— START OF Records supplied —

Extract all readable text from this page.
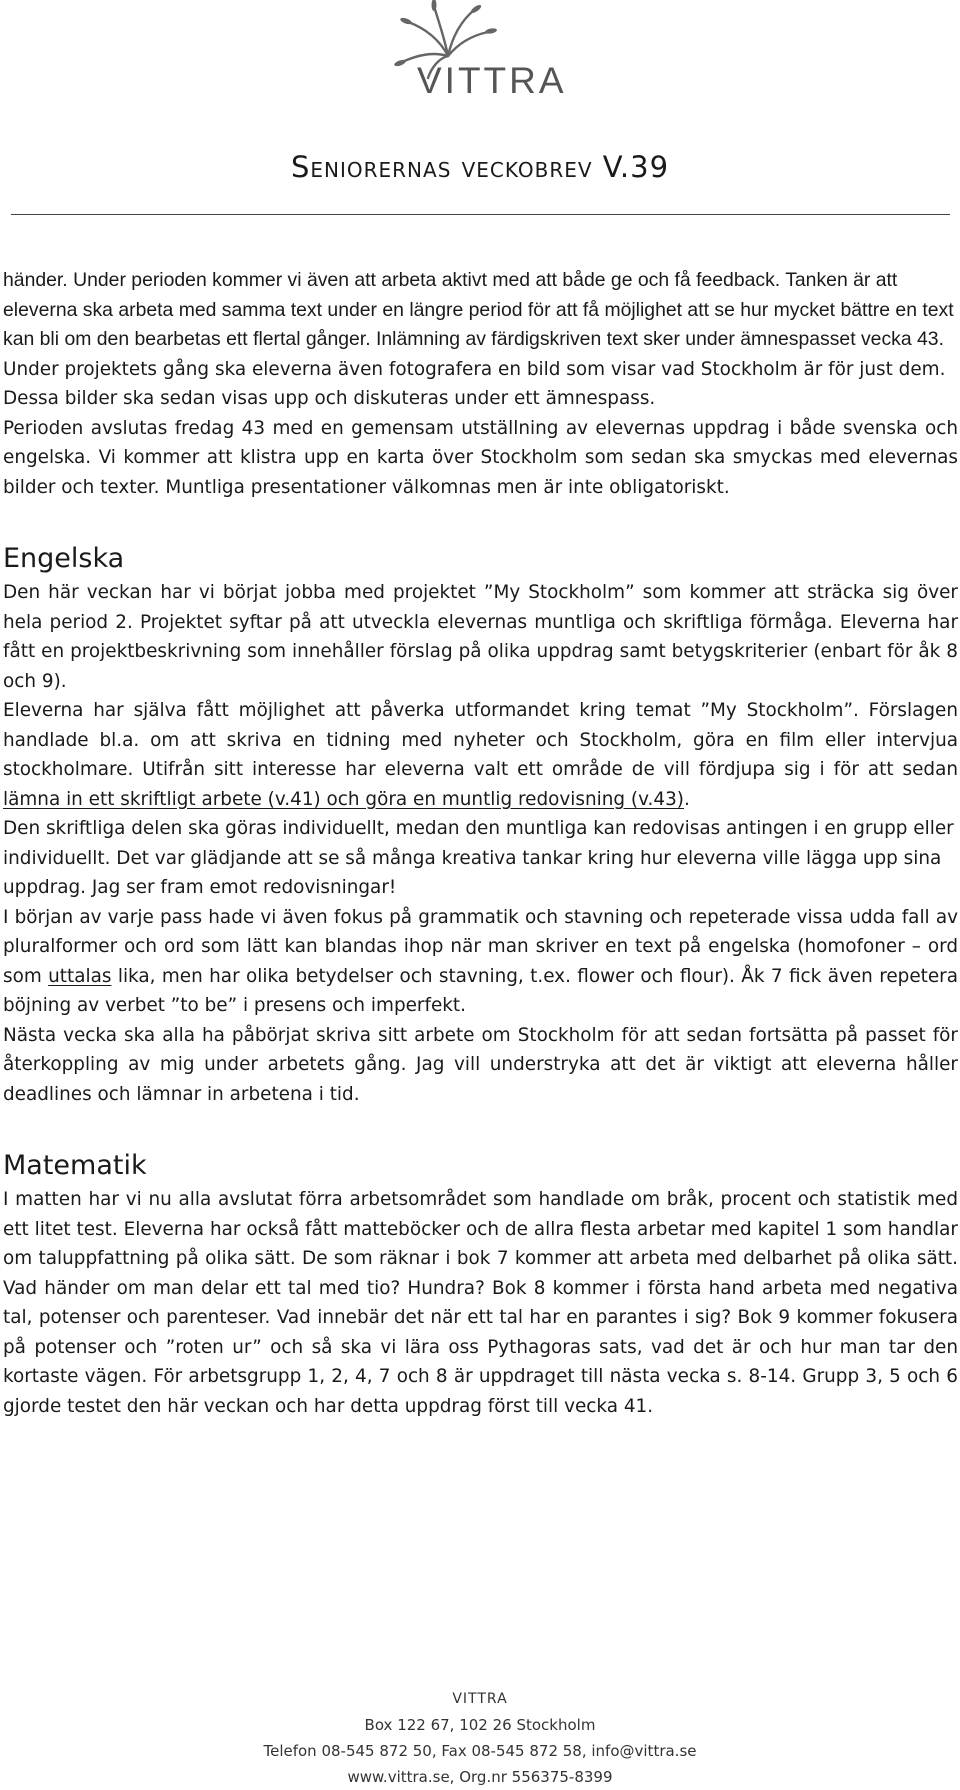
VITTRA
Seniorernas veckobrev V.39

händer. Under perioden kommer vi även att arbeta aktivt med att både ge och få feedback. Tanken är att eleverna ska arbeta med samma text under en längre period för att få möjlighet att se hur mycket bättre en text kan bli om den bearbetas ett flertal gånger. Inlämning av färdigskriven text sker under ämnespasset vecka 43.

Under projektets gång ska eleverna även fotografera en bild som visar vad Stockholm är för just dem. Dessa bilder ska sedan visas upp och diskuteras under ett ämnespass.

Perioden avslutas fredag 43 med en gemensam utställning av elevernas uppdrag i både svenska och engelska. Vi kommer att klistra upp en karta över Stockholm som sedan ska smyckas med elevernas bilder och texter. Muntliga presentationer välkomnas men är inte obligatoriskt.

Engelska

Den här veckan har vi börjat jobba med projektet ”My Stockholm” som kommer att sträcka sig över hela period 2. Projektet syftar på att utveckla elevernas muntliga och skriftliga förmåga. Eleverna har fått en projektbeskrivning som innehåller förslag på olika uppdrag samt betygskriterier (enbart för åk 8 och 9).

Eleverna har själva fått möjlighet att påverka utformandet kring temat ”My Stockholm”. Förslagen handlade bl.a. om att skriva en tidning med nyheter och Stockholm, göra en film eller intervjua stockholmare. Utifrån sitt interesse har eleverna valt ett område de vill fördjupa sig i för att sedan lämna in ett skriftligt arbete (v.41) och göra en muntlig redovisning (v.43).

Den skriftliga delen ska göras individuellt, medan den muntliga kan redovisas antingen i en grupp eller individuellt. Det var glädjande att se så många kreativa tankar kring hur eleverna ville lägga upp sina uppdrag. Jag ser fram emot redovisningar!

I början av varje pass hade vi även fokus på grammatik och stavning och repeterade vissa udda fall av pluralformer och ord som lätt kan blandas ihop när man skriver en text på engelska (homofoner – ord som uttalas lika, men har olika betydelser och stavning, t.ex. flower och flour). Åk 7 fick även repetera böjning av verbet ”to be” i presens och imperfekt.

Nästa vecka ska alla ha påbörjat skriva sitt arbete om Stockholm för att sedan fortsätta på passet för återkoppling av mig under arbetets gång. Jag vill understryka att det är viktigt att eleverna håller deadlines och lämnar in arbetena i tid.

Matematik

I matten har vi nu alla avslutat förra arbetsområdet som handlade om bråk, procent och statistik med ett litet test. Eleverna har också fått matteböcker och de allra flesta arbetar med kapitel 1 som handlar om taluppfattning på olika sätt. De som räknar i bok 7 kommer att arbeta med delbarhet på olika sätt. Vad händer om man delar ett tal med tio? Hundra? Bok 8 kommer i första hand arbeta med negativa tal, potenser och parenteser. Vad innebär det när ett tal har en parantes i sig? Bok 9 kommer fokusera på potenser och ”roten ur” och så ska vi lära oss Pythagoras sats, vad det är och hur man tar den kortaste vägen. För arbetsgrupp 1, 2, 4, 7 och 8 är uppdraget till nästa vecka s. 8-14. Grupp 3, 5 och 6 gjorde testet den här veckan och har detta uppdrag först till vecka 41.

VITTRA
Box 122 67, 102 26 Stockholm
Telefon 08-545 872 50, Fax 08-545 872 58, info@vittra.se
www.vittra.se, Org.nr 556375-8399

— END OF Records supplied —

What you will do: Return every line in the listing that contains the word "över".

Exercise output:
Perioden avslutas fredag 43 med en gemensam utställning av elevernas uppdrag i både svenska och engelska. Vi kommer att klistra upp en karta över Stockholm som sedan ska smyckas med elevernas bilder och texter. Muntliga presentationer välkomnas men är inte obligatoriskt.
Den här veckan har vi börjat jobba med projektet ”My Stockholm” som kommer att sträcka sig över hela period 2. Projektet syftar på att utveckla elevernas muntliga och skriftliga förmåga. Eleverna har fått en projektbeskrivning som innehåller förslag på olika uppdrag samt betygskriterier (enbart för åk 8 och 9).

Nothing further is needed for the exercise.